WHAT YOU ARE ASKED TO DO:
Everything from the line that contains "Parse this screenshot: output" through the last line of the listing must be copied exactly, with both of those lines included and no others.

PROVIDED DATA:

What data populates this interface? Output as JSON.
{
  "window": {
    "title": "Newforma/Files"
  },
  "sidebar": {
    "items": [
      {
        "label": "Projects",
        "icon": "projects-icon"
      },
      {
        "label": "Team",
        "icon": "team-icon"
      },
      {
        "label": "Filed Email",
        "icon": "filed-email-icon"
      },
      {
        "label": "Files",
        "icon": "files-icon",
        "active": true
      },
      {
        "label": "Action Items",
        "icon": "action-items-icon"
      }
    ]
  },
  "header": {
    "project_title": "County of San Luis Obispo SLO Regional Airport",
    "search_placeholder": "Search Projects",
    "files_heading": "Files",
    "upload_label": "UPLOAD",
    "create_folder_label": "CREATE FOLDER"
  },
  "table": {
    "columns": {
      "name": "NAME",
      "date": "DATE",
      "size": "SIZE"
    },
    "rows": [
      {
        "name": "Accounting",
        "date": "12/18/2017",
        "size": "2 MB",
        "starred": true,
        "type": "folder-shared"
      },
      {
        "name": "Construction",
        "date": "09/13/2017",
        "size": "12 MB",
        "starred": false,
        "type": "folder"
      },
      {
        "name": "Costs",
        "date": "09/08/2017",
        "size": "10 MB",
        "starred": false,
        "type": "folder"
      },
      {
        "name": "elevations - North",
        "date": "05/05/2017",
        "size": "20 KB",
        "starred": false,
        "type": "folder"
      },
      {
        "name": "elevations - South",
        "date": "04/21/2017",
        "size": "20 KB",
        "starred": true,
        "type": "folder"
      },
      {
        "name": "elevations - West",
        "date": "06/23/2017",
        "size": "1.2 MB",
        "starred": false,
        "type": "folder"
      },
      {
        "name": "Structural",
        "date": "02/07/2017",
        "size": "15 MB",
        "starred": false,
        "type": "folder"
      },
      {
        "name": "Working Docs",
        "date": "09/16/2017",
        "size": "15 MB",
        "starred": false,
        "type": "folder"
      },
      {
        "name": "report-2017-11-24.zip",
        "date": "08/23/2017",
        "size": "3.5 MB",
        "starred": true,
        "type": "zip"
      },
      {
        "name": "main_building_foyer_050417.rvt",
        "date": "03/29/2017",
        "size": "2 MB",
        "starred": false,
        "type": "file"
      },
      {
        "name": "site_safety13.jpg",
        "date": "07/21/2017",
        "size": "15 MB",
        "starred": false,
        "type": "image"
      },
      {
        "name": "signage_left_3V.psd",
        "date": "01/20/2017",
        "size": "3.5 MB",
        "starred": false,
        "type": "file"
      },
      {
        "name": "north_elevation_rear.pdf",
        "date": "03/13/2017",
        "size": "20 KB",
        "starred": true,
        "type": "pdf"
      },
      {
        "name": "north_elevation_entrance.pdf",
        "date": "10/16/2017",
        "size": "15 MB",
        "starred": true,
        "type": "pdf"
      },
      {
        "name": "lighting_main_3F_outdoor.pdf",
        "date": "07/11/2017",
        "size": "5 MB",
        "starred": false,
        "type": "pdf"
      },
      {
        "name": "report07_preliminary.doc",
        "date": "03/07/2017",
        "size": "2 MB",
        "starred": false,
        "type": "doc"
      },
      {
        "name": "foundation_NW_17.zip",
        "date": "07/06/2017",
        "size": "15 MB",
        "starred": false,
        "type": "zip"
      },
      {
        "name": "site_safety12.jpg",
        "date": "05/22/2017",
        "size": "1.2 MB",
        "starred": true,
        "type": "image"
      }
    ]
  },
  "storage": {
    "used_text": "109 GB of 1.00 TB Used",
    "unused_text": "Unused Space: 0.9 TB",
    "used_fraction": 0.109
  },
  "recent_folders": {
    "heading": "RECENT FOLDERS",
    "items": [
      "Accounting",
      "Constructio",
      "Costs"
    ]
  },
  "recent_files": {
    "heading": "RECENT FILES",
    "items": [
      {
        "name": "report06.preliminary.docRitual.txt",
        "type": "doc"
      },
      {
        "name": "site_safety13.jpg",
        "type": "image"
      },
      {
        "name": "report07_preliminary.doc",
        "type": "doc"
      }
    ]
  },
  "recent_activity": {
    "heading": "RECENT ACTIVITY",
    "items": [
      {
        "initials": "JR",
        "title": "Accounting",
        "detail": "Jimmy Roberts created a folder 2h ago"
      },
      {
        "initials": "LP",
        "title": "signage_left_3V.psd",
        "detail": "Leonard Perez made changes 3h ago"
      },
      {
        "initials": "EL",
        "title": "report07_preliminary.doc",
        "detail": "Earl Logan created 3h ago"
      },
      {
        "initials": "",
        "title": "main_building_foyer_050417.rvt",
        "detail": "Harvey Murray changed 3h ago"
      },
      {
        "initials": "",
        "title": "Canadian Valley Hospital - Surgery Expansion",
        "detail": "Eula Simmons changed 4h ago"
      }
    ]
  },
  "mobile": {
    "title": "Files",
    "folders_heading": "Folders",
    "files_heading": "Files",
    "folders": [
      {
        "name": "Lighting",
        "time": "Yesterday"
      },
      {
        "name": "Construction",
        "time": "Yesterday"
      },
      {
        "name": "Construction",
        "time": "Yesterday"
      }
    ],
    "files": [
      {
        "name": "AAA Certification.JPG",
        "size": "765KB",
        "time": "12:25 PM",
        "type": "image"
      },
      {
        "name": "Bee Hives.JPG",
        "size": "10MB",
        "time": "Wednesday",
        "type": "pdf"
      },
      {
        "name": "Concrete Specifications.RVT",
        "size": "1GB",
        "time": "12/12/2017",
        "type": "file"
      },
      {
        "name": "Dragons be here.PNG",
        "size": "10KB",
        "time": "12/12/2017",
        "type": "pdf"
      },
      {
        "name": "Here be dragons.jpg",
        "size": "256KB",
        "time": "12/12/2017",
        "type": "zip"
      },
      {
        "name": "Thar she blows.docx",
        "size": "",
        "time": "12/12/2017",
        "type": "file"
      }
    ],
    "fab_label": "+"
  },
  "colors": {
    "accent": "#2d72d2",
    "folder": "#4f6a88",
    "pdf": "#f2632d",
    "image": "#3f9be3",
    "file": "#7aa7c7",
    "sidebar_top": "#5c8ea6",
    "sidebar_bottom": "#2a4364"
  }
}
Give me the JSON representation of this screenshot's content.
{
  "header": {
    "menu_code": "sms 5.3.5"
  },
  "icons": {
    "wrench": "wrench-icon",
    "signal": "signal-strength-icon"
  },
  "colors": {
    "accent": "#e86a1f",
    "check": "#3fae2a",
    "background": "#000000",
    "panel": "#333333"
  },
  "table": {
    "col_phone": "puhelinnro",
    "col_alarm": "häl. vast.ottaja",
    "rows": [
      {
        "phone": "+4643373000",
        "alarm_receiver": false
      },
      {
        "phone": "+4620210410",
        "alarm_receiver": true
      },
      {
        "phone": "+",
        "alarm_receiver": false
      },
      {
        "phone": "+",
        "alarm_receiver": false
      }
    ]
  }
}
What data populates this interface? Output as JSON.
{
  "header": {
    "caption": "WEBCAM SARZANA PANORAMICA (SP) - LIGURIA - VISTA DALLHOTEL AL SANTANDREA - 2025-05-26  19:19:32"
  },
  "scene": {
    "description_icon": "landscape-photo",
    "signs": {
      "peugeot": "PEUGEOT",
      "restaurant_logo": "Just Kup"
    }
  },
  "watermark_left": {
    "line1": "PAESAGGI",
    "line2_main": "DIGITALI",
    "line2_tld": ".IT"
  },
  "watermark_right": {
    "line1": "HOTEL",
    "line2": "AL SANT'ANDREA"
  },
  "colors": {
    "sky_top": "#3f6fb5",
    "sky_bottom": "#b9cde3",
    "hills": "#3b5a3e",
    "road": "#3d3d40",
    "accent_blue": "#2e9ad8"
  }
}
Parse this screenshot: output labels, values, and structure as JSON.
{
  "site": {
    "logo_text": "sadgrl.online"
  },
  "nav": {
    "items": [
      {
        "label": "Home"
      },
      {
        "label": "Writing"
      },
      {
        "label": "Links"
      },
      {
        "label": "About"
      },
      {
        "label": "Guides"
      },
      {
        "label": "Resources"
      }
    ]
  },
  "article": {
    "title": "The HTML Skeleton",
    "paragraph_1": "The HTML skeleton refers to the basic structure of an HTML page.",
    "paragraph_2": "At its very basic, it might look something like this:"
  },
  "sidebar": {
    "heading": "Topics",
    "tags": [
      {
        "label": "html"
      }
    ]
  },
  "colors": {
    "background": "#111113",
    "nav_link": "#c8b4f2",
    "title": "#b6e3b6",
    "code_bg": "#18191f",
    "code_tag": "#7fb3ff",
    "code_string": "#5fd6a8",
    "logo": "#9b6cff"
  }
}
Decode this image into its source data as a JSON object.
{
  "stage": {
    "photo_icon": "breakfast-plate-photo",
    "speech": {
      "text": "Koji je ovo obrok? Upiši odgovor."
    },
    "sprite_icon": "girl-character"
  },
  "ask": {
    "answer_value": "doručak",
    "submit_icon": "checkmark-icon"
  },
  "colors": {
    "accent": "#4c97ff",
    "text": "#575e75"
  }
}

OUTPUT:
Parse this screenshot: output labels, values, and structure as JSON.
{
  "site": {
    "logo_text": "sadgrl.online"
  },
  "nav": {
    "items": [
      {
        "label": "Home"
      },
      {
        "label": "Writing"
      },
      {
        "label": "Links"
      },
      {
        "label": "About"
      },
      {
        "label": "Guides"
      },
      {
        "label": "Resources"
      }
    ]
  },
  "article": {
    "title": "The HTML Skeleton",
    "paragraph_1": "The HTML skeleton refers to the basic structure of an HTML page.",
    "paragraph_2": "At its very basic, it might look something like this:"
  },
  "sidebar": {
    "heading": "Topics",
    "tags": [
      {
        "label": "html"
      }
    ]
  },
  "colors": {
    "background": "#111113",
    "nav_link": "#c8b4f2",
    "title": "#b6e3b6",
    "code_bg": "#18191f",
    "code_tag": "#7fb3ff",
    "code_string": "#5fd6a8",
    "logo": "#9b6cff"
  }
}
Decode this image into its source data as a JSON object.
{
  "stage": {
    "photo_icon": "breakfast-plate-photo",
    "speech": {
      "text": "Koji je ovo obrok? Upiši odgovor."
    },
    "sprite_icon": "girl-character"
  },
  "ask": {
    "answer_value": "doručak",
    "submit_icon": "checkmark-icon"
  },
  "colors": {
    "accent": "#4c97ff",
    "text": "#575e75"
  }
}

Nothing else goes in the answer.